## [TASKS AND EXERCISES]
**A.** Reproduce the passage on public figures in defamation law from "A public figure can" up to and including "at p. 351.)".
**B.** Answer these questions from the passage on public figures in defamation law:
(i) Name the two kinds of public figure the passage describes.
(ii) What do private figures need to prove to recover damages for defamation?
(iii) How many elements must be present to characterize a plaintiff as a limited purpose public figure?

# Start of EXCERPTED PASSAGE

A public figure can either be a public figure for all purposes or a limited purpose public figure. Limited purpose public figures " 'have thrust themselves to the forefront of particular public controversies in order to influence the resolution of the issues involved' " and thereby " 'invite attention and comment.' " (Khawar, supra, 19 Cal.4th at p. 263, quoting Gertz, supra, 418 U.S. at p. 345.) In other words, a limited purpose public figure is an individual who " 'voluntarily injects himself or is drawn into a particular public controversy and thereby becomes a public figure for a limited range of issues.' " (Khawar, supra, 19 Cal.4th at p. 263, quoting Gertz, supra, at p. 351.)

Unlike a public figure, a private figure " 'has not accepted public office or assumed an "influential role in ordering society." [Citation.] He has relinquished no part of his interest in the protection of his own good name, and consequently he has a more compelling call on the courts for redress of injury inflicting by defamatory falsehood. Thus, private individuals are not only more vulnerable to injury than public officials and public figures; they are also more deserving of recovery.' " (Khawar, supra, 19 Cal.4th at pp. 263-264, quoting Gertz, supra, 418 U.S. at p. 345.) Private figures need not prove actual malice to recover damages for defamation, but need only prove negligence. (Comedy III Productions, Inc. v. Gary Saderup, Inc. (2001) 25 Cal.4th 387, 398.) "The rationale for such differential treatment is, first, that the public figure has greater access to the media and therefore greater opportunity to rebut defamatory statements, and second, that those who have become public figures have done so voluntarily and therefore 'invite attention and comment.' " (Ibid., quoting Gertz, supra, 418 U.S. at pp. 344-345.)

Three elements must be present to characterize a plaintiff as a limited purpose public figure. "First, there must be a public controversy, which means the issue was debated publicly and had foreseeable and substantial ramifications for nonparticipants. Second, the plaintiff must have undertaken some voluntary act through which he or she sought to influence resolution of the public issue. In this regard, it is sufficient that the plaintiff attempts to thrust him or herself into the public eye. And finally, the alleged defamation must be germane to the plaintiff's participation in the controversy." (Ampex Corp. v. Cargle (2005) 128 Cal.App.4th 1569, 1577.) "As the United States Supreme Court has stressed, '[a] private individual is not automatically transformed into a public figure just by becoming involved in or associated with a matter that attracts public attention.' [Citation.]" (Khawar, supra, 19 Cal.4th at p. 267, quoting Wolston v. Reader's Digest Assn., Inc. (1979) 443 U.S. 157, 167 .)

# End of EXCERPTED PASSAGE
# Start of ENTRIES

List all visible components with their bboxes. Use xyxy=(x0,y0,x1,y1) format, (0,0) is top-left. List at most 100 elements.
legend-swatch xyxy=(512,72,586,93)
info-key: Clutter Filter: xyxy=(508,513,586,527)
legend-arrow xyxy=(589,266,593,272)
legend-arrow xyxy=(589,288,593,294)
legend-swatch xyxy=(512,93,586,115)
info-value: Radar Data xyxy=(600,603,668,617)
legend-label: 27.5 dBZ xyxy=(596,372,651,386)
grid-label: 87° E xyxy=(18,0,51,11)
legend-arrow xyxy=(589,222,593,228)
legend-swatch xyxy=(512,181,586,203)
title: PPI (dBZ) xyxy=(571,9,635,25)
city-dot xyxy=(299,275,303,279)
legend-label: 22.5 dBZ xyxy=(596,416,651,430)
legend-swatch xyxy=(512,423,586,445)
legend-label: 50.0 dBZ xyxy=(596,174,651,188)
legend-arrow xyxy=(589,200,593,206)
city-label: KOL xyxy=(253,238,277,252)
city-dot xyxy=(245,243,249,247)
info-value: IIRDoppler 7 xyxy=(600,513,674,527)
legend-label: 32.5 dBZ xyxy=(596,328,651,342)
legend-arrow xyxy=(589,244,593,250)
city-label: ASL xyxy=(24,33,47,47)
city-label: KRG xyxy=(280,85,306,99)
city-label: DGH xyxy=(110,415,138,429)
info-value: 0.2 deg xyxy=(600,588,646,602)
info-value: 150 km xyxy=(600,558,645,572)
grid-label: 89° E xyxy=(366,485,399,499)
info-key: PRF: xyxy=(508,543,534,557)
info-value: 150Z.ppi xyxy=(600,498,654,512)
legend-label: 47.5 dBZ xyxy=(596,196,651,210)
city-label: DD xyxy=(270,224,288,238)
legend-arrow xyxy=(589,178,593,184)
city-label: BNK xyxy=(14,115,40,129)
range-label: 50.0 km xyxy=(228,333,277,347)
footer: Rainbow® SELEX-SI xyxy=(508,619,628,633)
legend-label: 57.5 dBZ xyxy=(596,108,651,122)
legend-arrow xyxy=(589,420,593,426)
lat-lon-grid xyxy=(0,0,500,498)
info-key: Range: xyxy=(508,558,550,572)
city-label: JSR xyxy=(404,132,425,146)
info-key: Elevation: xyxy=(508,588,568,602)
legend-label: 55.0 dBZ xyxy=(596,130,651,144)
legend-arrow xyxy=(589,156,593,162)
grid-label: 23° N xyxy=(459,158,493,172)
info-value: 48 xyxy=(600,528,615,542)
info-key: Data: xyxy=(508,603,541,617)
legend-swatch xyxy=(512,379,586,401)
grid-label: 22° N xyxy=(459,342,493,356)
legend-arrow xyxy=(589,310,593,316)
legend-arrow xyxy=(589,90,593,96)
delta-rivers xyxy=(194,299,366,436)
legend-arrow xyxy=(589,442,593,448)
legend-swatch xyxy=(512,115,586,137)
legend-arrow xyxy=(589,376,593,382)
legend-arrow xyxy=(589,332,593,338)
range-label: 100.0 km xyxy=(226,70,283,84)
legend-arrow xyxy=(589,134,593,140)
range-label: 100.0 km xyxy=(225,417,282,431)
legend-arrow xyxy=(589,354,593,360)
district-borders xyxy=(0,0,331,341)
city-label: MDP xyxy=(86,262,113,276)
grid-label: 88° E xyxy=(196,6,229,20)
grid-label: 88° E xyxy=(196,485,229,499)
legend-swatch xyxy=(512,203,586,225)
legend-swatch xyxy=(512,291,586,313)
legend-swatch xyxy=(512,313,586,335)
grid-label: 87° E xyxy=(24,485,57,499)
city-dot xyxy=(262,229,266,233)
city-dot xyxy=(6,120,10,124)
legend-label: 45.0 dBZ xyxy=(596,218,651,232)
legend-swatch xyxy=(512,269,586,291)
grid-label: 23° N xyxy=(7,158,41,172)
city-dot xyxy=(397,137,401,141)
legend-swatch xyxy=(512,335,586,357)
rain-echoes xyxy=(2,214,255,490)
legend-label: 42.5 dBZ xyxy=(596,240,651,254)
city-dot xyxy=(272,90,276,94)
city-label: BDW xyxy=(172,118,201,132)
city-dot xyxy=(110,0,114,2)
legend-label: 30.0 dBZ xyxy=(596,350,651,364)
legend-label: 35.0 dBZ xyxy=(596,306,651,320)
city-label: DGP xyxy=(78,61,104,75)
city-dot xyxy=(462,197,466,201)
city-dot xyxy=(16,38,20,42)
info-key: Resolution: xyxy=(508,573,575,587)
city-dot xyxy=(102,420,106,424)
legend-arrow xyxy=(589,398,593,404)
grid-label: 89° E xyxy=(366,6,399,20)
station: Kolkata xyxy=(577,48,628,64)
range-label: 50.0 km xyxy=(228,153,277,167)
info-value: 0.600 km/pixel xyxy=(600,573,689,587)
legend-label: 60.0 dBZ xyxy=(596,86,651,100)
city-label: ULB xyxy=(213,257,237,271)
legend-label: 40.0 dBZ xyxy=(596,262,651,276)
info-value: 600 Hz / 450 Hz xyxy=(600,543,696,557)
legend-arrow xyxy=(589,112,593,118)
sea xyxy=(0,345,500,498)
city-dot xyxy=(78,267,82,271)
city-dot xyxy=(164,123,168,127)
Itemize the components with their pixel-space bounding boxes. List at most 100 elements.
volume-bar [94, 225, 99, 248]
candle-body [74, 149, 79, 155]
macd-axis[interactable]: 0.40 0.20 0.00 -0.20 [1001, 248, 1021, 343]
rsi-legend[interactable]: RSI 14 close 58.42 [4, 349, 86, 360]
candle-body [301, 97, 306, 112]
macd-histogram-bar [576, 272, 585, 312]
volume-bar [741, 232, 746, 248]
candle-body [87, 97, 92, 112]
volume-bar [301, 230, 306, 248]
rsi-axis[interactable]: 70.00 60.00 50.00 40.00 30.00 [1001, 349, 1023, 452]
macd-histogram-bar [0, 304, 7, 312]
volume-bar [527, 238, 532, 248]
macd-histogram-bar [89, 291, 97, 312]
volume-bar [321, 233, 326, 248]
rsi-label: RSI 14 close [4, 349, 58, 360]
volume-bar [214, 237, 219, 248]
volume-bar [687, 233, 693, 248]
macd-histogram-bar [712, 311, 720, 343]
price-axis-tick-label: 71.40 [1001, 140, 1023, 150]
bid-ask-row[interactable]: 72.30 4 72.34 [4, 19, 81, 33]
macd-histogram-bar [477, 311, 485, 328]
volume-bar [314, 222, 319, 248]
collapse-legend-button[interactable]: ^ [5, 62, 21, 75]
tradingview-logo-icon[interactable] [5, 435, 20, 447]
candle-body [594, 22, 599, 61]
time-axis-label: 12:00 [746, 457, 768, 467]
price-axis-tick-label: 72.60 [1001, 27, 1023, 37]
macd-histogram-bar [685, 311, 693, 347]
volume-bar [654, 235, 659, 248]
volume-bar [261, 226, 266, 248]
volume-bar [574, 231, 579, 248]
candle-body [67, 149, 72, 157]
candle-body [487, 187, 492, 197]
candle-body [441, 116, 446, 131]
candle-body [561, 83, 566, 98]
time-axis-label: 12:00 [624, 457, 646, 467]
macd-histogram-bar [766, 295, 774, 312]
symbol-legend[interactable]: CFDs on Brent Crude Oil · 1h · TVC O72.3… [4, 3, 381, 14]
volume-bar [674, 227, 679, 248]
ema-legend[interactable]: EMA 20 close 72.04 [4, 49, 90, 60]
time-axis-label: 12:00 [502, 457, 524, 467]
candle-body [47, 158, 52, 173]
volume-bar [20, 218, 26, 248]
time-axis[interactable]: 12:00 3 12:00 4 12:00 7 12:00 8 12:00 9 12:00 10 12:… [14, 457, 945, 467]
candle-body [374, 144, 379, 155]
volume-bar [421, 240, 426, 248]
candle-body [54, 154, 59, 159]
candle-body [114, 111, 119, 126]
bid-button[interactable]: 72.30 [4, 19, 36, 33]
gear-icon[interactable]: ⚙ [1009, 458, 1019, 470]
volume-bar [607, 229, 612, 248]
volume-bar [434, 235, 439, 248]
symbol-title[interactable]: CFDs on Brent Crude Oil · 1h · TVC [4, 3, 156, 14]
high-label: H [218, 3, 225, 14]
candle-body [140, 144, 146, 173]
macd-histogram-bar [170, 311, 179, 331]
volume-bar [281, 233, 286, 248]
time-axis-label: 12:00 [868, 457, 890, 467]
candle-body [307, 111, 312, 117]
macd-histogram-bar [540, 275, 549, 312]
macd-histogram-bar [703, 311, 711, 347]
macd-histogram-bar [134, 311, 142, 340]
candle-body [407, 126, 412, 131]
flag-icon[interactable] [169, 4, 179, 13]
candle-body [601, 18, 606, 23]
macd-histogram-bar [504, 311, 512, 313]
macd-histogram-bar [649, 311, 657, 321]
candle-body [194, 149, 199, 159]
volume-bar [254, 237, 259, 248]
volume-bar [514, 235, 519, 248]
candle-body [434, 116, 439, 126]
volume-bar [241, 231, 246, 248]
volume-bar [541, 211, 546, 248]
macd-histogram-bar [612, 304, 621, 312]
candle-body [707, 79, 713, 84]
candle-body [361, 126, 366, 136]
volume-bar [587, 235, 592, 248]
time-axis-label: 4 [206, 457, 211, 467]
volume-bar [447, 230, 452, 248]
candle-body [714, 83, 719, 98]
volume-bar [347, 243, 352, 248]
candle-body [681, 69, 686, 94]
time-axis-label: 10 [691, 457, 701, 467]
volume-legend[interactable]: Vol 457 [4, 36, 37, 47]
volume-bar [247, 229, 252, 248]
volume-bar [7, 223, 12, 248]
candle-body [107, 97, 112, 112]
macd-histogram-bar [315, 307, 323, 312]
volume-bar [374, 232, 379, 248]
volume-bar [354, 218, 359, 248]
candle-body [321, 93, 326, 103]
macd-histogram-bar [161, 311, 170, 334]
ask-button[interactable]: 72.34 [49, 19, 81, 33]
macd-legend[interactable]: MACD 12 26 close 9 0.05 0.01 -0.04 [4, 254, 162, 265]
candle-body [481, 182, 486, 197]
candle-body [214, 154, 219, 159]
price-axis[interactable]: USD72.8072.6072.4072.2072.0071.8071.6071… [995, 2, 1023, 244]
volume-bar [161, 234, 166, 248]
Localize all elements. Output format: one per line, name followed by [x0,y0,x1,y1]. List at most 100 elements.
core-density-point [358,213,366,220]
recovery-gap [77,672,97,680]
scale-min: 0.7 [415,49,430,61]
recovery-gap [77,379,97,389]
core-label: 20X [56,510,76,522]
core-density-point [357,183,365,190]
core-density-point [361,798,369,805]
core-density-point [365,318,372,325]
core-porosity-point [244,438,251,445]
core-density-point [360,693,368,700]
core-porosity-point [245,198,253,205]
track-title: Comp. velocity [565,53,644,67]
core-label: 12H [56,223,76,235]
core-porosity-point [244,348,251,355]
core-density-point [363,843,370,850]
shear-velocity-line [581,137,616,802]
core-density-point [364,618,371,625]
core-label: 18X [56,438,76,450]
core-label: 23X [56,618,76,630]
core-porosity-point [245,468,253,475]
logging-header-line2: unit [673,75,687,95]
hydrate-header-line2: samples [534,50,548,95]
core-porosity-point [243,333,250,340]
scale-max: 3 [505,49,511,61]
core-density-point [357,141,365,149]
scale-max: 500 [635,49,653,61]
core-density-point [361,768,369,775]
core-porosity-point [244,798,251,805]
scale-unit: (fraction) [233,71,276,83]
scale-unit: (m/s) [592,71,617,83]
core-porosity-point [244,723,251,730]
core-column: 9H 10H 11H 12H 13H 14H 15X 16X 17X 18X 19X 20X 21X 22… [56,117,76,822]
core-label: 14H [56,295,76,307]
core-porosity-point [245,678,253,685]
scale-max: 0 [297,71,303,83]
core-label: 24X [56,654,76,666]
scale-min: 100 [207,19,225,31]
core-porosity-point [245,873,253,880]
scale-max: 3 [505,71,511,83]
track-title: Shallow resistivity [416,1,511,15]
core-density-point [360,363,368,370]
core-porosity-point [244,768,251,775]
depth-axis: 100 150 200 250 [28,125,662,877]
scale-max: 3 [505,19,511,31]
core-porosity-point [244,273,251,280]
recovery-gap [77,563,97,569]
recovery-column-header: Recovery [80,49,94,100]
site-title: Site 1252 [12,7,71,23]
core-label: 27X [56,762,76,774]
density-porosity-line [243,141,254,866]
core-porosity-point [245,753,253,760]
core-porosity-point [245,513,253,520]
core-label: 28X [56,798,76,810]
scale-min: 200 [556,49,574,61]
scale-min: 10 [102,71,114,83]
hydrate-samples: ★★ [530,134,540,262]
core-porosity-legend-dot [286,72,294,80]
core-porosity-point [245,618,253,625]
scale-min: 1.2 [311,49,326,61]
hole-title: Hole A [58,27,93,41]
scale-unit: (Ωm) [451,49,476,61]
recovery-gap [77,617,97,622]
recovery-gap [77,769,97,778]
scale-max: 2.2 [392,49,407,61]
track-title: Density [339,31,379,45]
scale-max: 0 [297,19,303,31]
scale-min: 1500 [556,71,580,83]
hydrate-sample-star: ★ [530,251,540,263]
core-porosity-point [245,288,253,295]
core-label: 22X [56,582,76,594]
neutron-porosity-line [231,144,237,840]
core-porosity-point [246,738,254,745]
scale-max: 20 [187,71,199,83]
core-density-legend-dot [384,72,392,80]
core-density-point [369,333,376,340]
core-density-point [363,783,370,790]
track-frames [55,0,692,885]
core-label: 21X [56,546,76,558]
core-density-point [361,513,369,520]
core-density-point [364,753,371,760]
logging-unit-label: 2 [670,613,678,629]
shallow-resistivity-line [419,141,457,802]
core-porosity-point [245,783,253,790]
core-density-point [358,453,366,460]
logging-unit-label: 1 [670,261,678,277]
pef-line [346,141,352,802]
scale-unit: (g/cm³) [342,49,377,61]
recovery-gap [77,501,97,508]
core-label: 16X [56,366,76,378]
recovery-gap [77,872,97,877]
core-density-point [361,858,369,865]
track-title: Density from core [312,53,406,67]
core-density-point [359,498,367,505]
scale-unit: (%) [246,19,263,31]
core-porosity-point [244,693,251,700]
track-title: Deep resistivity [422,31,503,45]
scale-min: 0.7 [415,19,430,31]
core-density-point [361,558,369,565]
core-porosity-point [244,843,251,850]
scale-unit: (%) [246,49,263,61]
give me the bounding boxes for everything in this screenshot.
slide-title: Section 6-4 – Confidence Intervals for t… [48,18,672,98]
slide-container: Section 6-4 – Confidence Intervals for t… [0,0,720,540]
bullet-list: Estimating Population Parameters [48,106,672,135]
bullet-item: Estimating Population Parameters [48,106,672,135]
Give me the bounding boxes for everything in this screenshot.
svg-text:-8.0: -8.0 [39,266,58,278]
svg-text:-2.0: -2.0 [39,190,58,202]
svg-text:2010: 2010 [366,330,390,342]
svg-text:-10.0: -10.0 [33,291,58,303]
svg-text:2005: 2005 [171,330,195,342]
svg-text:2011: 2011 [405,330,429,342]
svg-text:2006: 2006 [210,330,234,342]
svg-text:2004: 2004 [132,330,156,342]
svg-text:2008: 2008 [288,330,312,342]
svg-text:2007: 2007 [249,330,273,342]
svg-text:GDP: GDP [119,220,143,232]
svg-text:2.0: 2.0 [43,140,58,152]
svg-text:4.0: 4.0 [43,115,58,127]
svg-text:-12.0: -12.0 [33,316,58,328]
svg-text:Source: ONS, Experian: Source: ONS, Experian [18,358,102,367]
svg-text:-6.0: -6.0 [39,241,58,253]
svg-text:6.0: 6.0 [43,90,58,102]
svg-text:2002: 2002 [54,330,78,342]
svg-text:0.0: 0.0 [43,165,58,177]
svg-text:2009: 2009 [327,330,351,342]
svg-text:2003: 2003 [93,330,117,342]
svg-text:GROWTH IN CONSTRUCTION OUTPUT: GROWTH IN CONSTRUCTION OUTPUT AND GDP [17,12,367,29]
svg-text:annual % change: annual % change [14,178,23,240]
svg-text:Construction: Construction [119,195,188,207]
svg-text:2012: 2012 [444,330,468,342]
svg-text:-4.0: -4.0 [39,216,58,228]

# End of ENTRIES

## [THE ANSWERS]
**A.**
A public figure can either be a public figure for all purposes or a limited purpose public figure. Limited purpose public figures " 'have thrust themselves to the forefront of particular public controversies in order to influence the resolution of the issues involved' " and thereby " 'invite attention and comment.' " (Khawar, supra, 19 Cal.4th at p. 263, quoting Gertz, supra, 418 U.S. at p. 345.) In other words, a limited purpose public figure is an individual who " 'voluntarily injects himself or is drawn into a particular public controversy and thereby becomes a public figure for a limited range of issues.' " (Khawar, supra, 19 Cal.4th at p. 263, quoting Gertz, supra, at p. 351.)

**B.**
(i) A public figure for all purposes and a limited purpose public figure.
(ii) Negligence.
(iii) Three.